◆ **What you need to do**
Pictures do not belong in the copy, so please give every entry below again exactly.

BEGIN Supplied material

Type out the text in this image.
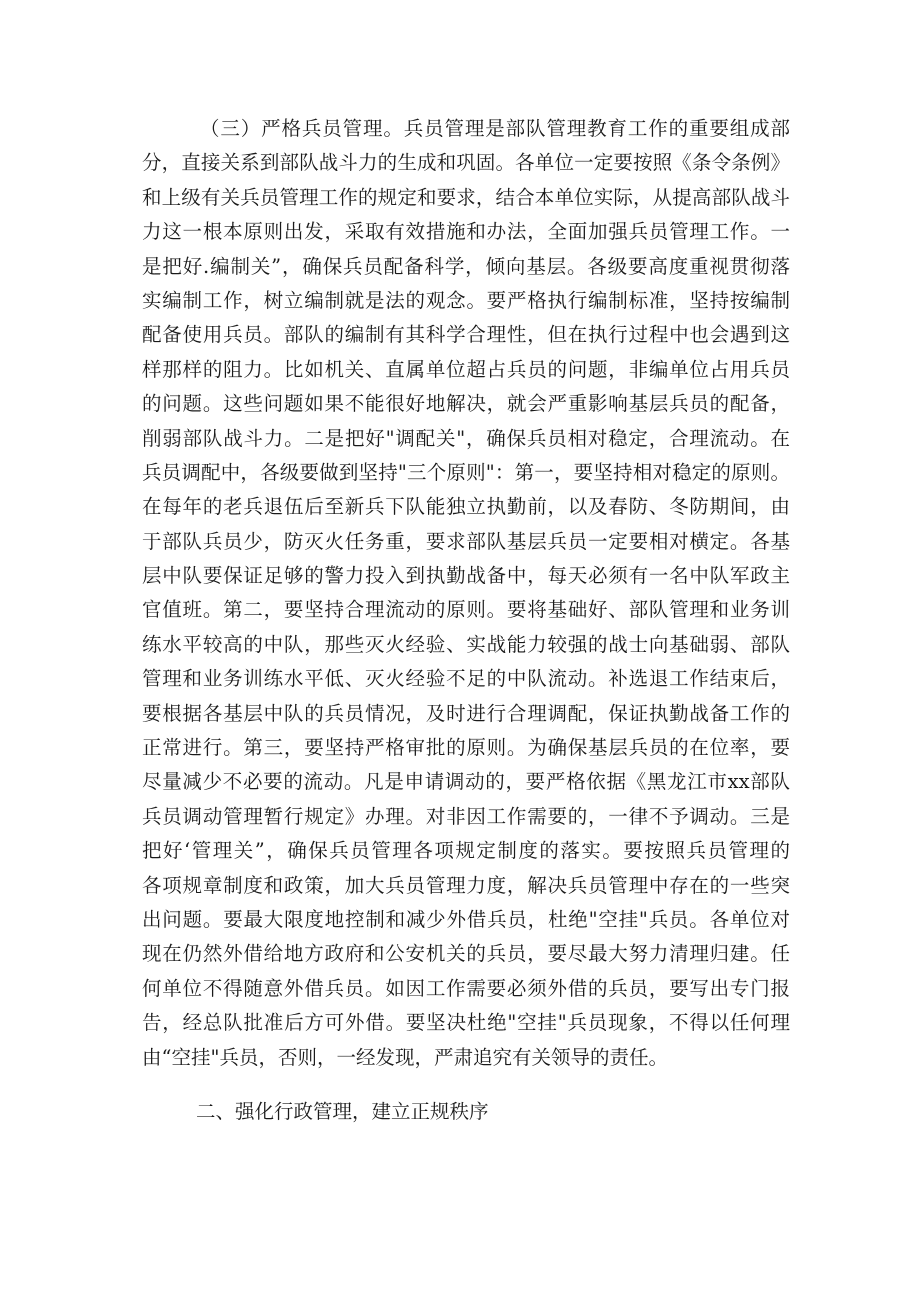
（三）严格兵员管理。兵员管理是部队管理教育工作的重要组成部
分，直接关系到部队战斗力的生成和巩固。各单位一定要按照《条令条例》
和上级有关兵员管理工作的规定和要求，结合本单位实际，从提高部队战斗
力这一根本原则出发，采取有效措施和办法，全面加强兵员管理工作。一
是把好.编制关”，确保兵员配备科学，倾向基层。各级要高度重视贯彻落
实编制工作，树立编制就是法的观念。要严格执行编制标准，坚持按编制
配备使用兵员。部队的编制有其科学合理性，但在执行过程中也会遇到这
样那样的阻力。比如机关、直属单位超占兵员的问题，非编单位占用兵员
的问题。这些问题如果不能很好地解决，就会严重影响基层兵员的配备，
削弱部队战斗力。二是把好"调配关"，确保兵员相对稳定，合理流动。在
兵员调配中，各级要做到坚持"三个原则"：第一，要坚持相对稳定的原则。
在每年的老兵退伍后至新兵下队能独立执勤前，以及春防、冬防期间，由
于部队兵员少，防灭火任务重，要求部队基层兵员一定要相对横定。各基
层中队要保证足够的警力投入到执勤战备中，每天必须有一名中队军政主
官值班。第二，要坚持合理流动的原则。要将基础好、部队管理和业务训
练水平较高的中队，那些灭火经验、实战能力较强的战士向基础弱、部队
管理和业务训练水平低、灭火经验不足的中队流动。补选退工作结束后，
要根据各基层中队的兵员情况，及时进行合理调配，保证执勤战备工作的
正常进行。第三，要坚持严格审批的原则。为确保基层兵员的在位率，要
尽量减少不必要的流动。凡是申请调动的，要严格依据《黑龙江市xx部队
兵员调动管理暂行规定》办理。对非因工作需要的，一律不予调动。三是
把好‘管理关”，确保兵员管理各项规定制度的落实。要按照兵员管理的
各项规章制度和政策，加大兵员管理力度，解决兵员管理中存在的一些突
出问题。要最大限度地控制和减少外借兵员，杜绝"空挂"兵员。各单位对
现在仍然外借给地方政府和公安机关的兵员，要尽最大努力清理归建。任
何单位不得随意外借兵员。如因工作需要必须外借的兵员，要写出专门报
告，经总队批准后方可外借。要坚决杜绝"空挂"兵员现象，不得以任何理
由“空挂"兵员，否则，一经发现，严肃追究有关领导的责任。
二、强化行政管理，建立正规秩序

END Supplied material

◆ **Written answer**
Type out the text in this image.
（三）严格兵员管理。兵员管理是部队管理教育工作的重要组成部
分，直接关系到部队战斗力的生成和巩固。各单位一定要按照《条令条例》
和上级有关兵员管理工作的规定和要求，结合本单位实际，从提高部队战斗
力这一根本原则出发，采取有效措施和办法，全面加强兵员管理工作。一
是把好.编制关”，确保兵员配备科学，倾向基层。各级要高度重视贯彻落
实编制工作，树立编制就是法的观念。要严格执行编制标准，坚持按编制
配备使用兵员。部队的编制有其科学合理性，但在执行过程中也会遇到这
样那样的阻力。比如机关、直属单位超占兵员的问题，非编单位占用兵员
的问题。这些问题如果不能很好地解决，就会严重影响基层兵员的配备，
削弱部队战斗力。二是把好"调配关"，确保兵员相对稳定，合理流动。在
兵员调配中，各级要做到坚持"三个原则"：第一，要坚持相对稳定的原则。
在每年的老兵退伍后至新兵下队能独立执勤前，以及春防、冬防期间，由
于部队兵员少，防灭火任务重，要求部队基层兵员一定要相对横定。各基
层中队要保证足够的警力投入到执勤战备中，每天必须有一名中队军政主
官值班。第二，要坚持合理流动的原则。要将基础好、部队管理和业务训
练水平较高的中队，那些灭火经验、实战能力较强的战士向基础弱、部队
管理和业务训练水平低、灭火经验不足的中队流动。补选退工作结束后，
要根据各基层中队的兵员情况，及时进行合理调配，保证执勤战备工作的
正常进行。第三，要坚持严格审批的原则。为确保基层兵员的在位率，要
尽量减少不必要的流动。凡是申请调动的，要严格依据《黑龙江市xx部队
兵员调动管理暂行规定》办理。对非因工作需要的，一律不予调动。三是
把好‘管理关”，确保兵员管理各项规定制度的落实。要按照兵员管理的
各项规章制度和政策，加大兵员管理力度，解决兵员管理中存在的一些突
出问题。要最大限度地控制和减少外借兵员，杜绝"空挂"兵员。各单位对
现在仍然外借给地方政府和公安机关的兵员，要尽最大努力清理归建。任
何单位不得随意外借兵员。如因工作需要必须外借的兵员，要写出专门报
告，经总队批准后方可外借。要坚决杜绝"空挂"兵员现象，不得以任何理
由“空挂"兵员，否则，一经发现，严肃追究有关领导的责任。
二、强化行政管理，建立正规秩序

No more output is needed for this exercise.